**RECORDS FOR THIS TASK:**
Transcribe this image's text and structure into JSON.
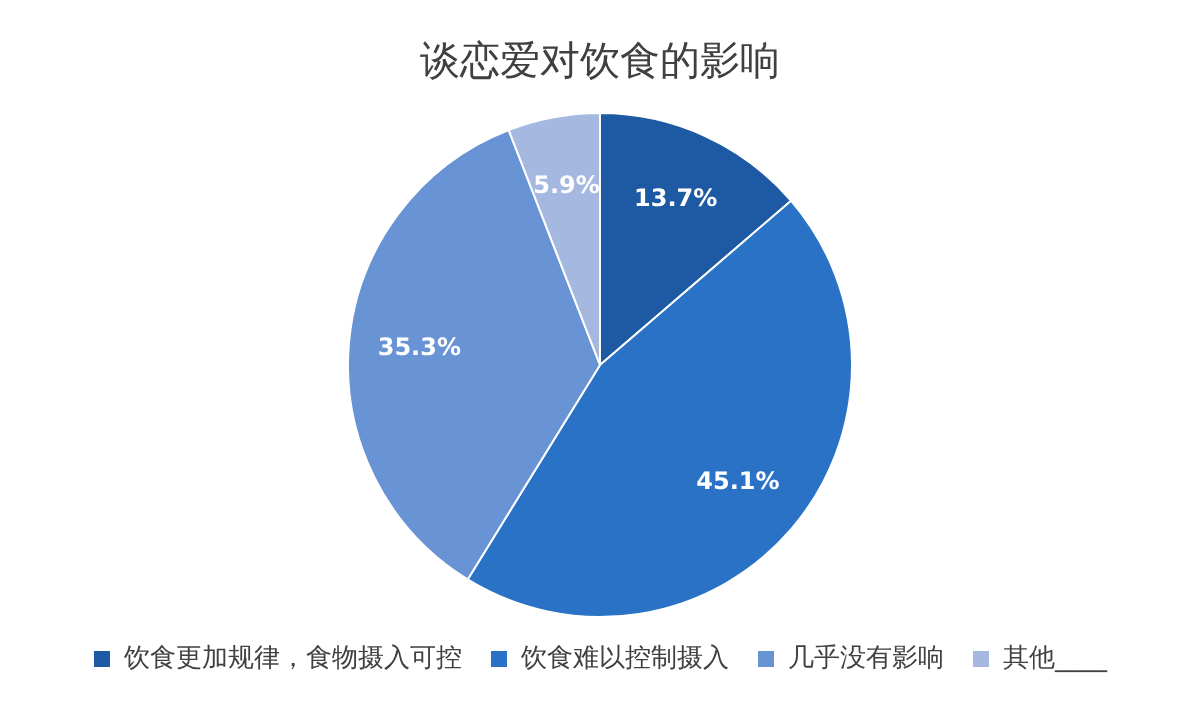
{
  "chart_data": {
    "type": "pie",
    "title": "谈恋爱对饮食的影响",
    "categories": [
      "饮食更加规律，食物摄入可控",
      "饮食难以控制摄入",
      "几乎没有影响",
      "其他____"
    ],
    "values": [
      13.7,
      45.1,
      35.3,
      5.9
    ],
    "colors": [
      "#1d5aa3",
      "#2a72c6",
      "#6893d4",
      "#a5b8e0"
    ],
    "value_labels": [
      "13.7%",
      "45.1%",
      "35.3%",
      "5.9%"
    ],
    "legend": "bottom"
  }
}
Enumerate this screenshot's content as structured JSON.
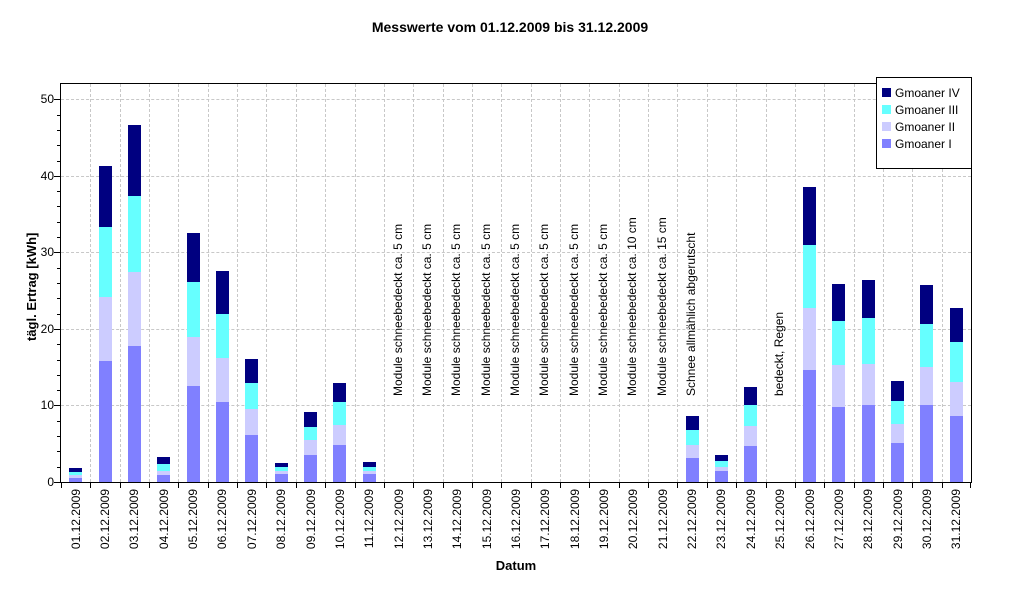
{
  "chart_data": {
    "type": "bar",
    "stacked": true,
    "title": "Messwerte vom 01.12.2009 bis 31.12.2009",
    "xlabel": "Datum",
    "ylabel": "tägl. Ertrag [kWh]",
    "ylim": [
      0,
      52
    ],
    "yticks": [
      0,
      10,
      20,
      30,
      40,
      50
    ],
    "y_minor_tick_step": 2,
    "grid": "dashed horizontal at y major ticks and dashed vertical at day boundaries",
    "legend_position": "top-right",
    "legend_order": [
      "Gmoaner IV",
      "Gmoaner III",
      "Gmoaner II",
      "Gmoaner I"
    ],
    "colors": {
      "background": "#FFFFFF",
      "grid": "#C8C8C8",
      "axis": "#000000",
      "text": "#000000"
    },
    "categories": [
      "01.12.2009",
      "02.12.2009",
      "03.12.2009",
      "04.12.2009",
      "05.12.2009",
      "06.12.2009",
      "07.12.2009",
      "08.12.2009",
      "09.12.2009",
      "10.12.2009",
      "11.12.2009",
      "12.12.2009",
      "13.12.2009",
      "14.12.2009",
      "15.12.2009",
      "16.12.2009",
      "17.12.2009",
      "18.12.2009",
      "19.12.2009",
      "20.12.2009",
      "21.12.2009",
      "22.12.2009",
      "23.12.2009",
      "24.12.2009",
      "25.12.2009",
      "26.12.2009",
      "27.12.2009",
      "28.12.2009",
      "29.12.2009",
      "30.12.2009",
      "31.12.2009"
    ],
    "series": [
      {
        "name": "Gmoaner I",
        "color": "#8080FF",
        "values": [
          0.5,
          15.8,
          17.8,
          0.9,
          12.5,
          10.5,
          6.2,
          1.1,
          3.5,
          4.9,
          1.0,
          0,
          0,
          0,
          0,
          0,
          0,
          0,
          0,
          0,
          0,
          3.2,
          1.4,
          4.7,
          0,
          14.7,
          9.8,
          10.1,
          5.1,
          10.0,
          8.6
        ]
      },
      {
        "name": "Gmoaner II",
        "color": "#CCCCFF",
        "values": [
          0.4,
          8.4,
          9.6,
          0.6,
          6.5,
          5.7,
          3.3,
          0.3,
          2.0,
          2.5,
          0.5,
          0,
          0,
          0,
          0,
          0,
          0,
          0,
          0,
          0,
          0,
          1.7,
          0.6,
          2.6,
          0,
          8.0,
          5.5,
          5.3,
          2.5,
          5.0,
          4.5
        ]
      },
      {
        "name": "Gmoaner III",
        "color": "#66FFFF",
        "values": [
          0.4,
          9.1,
          10.0,
          0.9,
          7.1,
          5.8,
          3.4,
          0.5,
          1.7,
          3.0,
          0.5,
          0,
          0,
          0,
          0,
          0,
          0,
          0,
          0,
          0,
          0,
          1.9,
          0.7,
          2.8,
          0,
          8.3,
          5.7,
          6.0,
          3.0,
          5.6,
          5.2
        ]
      },
      {
        "name": "Gmoaner IV",
        "color": "#000080",
        "values": [
          0.5,
          8.0,
          9.3,
          0.9,
          6.5,
          5.6,
          3.2,
          0.6,
          2.0,
          2.6,
          0.6,
          0,
          0,
          0,
          0,
          0,
          0,
          0,
          0,
          0,
          0,
          1.8,
          0.8,
          2.3,
          0,
          7.6,
          4.9,
          5.0,
          2.6,
          5.1,
          4.5
        ]
      }
    ],
    "annotations": [
      {
        "category": "12.12.2009",
        "text": "Module schneebedeckt ca. 5 cm"
      },
      {
        "category": "13.12.2009",
        "text": "Module schneebedeckt ca. 5 cm"
      },
      {
        "category": "14.12.2009",
        "text": "Module schneebedeckt ca. 5 cm"
      },
      {
        "category": "15.12.2009",
        "text": "Module schneebedeckt ca. 5 cm"
      },
      {
        "category": "16.12.2009",
        "text": "Module schneebedeckt ca. 5 cm"
      },
      {
        "category": "17.12.2009",
        "text": "Module schneebedeckt ca. 5 cm"
      },
      {
        "category": "18.12.2009",
        "text": "Module schneebedeckt ca. 5 cm"
      },
      {
        "category": "19.12.2009",
        "text": "Module schneebedeckt ca. 5 cm"
      },
      {
        "category": "20.12.2009",
        "text": "Module schneebedeckt ca. 10 cm"
      },
      {
        "category": "21.12.2009",
        "text": "Module schneebedeckt ca. 15 cm"
      },
      {
        "category": "22.12.2009",
        "text": "Schnee allmählich abgerutscht"
      },
      {
        "category": "25.12.2009",
        "text": "bedeckt, Regen"
      }
    ]
  }
}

**YOUR INSTRUCTIONS:** Looking at the records above, tally the lines holding "grid" and reply with that number only.

**RESPONSE TO THE TASK:** 2